## START Records provided

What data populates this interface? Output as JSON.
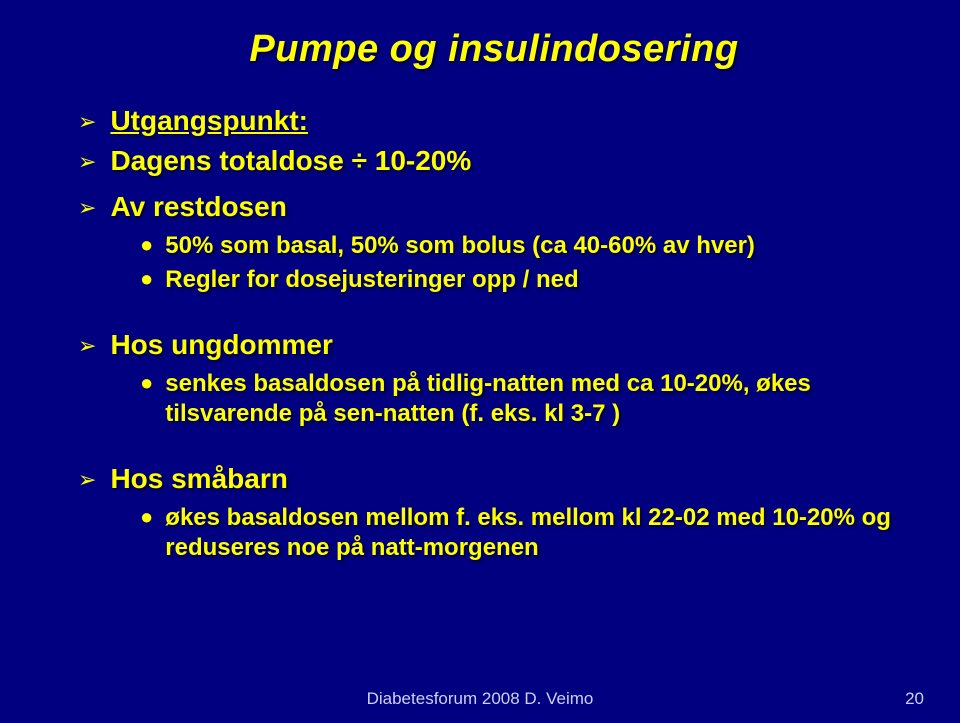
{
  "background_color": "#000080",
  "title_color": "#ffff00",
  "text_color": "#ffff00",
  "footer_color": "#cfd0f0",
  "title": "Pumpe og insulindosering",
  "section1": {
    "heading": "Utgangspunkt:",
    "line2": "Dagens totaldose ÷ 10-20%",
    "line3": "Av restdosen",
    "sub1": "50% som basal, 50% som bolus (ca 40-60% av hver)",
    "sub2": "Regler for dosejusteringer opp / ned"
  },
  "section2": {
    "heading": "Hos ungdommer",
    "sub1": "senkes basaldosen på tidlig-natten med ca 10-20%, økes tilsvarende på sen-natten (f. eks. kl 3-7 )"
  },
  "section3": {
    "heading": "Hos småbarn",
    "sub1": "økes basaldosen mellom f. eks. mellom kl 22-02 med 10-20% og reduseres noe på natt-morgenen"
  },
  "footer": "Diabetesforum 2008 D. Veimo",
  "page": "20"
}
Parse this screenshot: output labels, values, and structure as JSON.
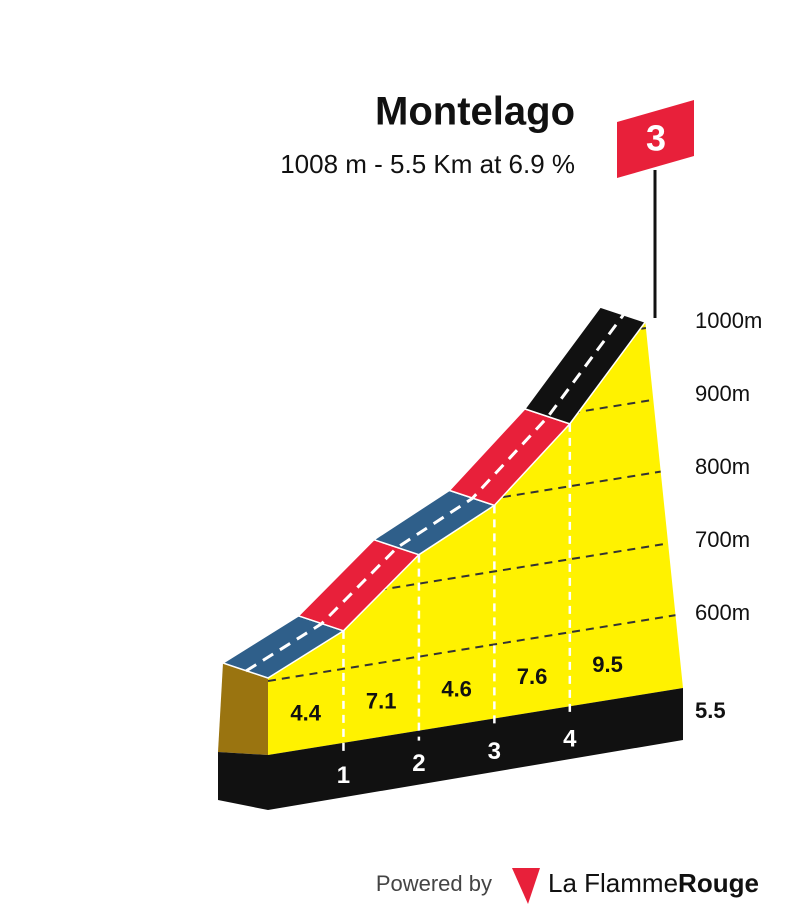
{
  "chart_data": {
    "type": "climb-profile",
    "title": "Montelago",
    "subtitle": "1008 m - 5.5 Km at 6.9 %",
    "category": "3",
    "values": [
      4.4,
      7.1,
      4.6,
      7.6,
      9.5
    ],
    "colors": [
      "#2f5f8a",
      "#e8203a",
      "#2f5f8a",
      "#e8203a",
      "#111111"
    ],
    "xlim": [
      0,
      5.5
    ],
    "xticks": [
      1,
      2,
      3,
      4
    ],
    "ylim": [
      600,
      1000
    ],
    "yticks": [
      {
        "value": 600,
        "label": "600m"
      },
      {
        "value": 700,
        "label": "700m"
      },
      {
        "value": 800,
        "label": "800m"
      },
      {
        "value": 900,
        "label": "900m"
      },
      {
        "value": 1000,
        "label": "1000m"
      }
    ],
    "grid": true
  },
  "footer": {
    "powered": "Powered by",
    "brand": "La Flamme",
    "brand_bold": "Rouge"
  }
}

## END Records provided

* **Challenge**:
Copy everything in the records above except the pictures, exactly as written.

* **Solution for this task**:
What data populates this interface? Output as JSON.
{
  "background_color": "#000080",
  "title_color": "#ffff00",
  "text_color": "#ffff00",
  "footer_color": "#cfd0f0",
  "title": "Pumpe og insulindosering",
  "section1": {
    "heading": "Utgangspunkt:",
    "line2": "Dagens totaldose ÷ 10-20%",
    "line3": "Av restdosen",
    "sub1": "50% som basal, 50% som bolus (ca 40-60% av hver)",
    "sub2": "Regler for dosejusteringer opp / ned"
  },
  "section2": {
    "heading": "Hos ungdommer",
    "sub1": "senkes basaldosen på tidlig-natten med ca 10-20%, økes tilsvarende på sen-natten (f. eks. kl 3-7 )"
  },
  "section3": {
    "heading": "Hos småbarn",
    "sub1": "økes basaldosen mellom f. eks. mellom kl 22-02 med 10-20% og reduseres noe på natt-morgenen"
  },
  "footer": "Diabetesforum 2008 D. Veimo",
  "page": "20"
}
Parse this screenshot: output labels, values, and structure as JSON.
{
  "chart_data": {
    "type": "climb-profile",
    "title": "Montelago",
    "subtitle": "1008 m - 5.5 Km at 6.9 %",
    "category": "3",
    "values": [
      4.4,
      7.1,
      4.6,
      7.6,
      9.5
    ],
    "colors": [
      "#2f5f8a",
      "#e8203a",
      "#2f5f8a",
      "#e8203a",
      "#111111"
    ],
    "xlim": [
      0,
      5.5
    ],
    "xticks": [
      1,
      2,
      3,
      4
    ],
    "ylim": [
      600,
      1000
    ],
    "yticks": [
      {
        "value": 600,
        "label": "600m"
      },
      {
        "value": 700,
        "label": "700m"
      },
      {
        "value": 800,
        "label": "800m"
      },
      {
        "value": 900,
        "label": "900m"
      },
      {
        "value": 1000,
        "label": "1000m"
      }
    ],
    "grid": true
  },
  "footer": {
    "powered": "Powered by",
    "brand": "La Flamme",
    "brand_bold": "Rouge"
  }
}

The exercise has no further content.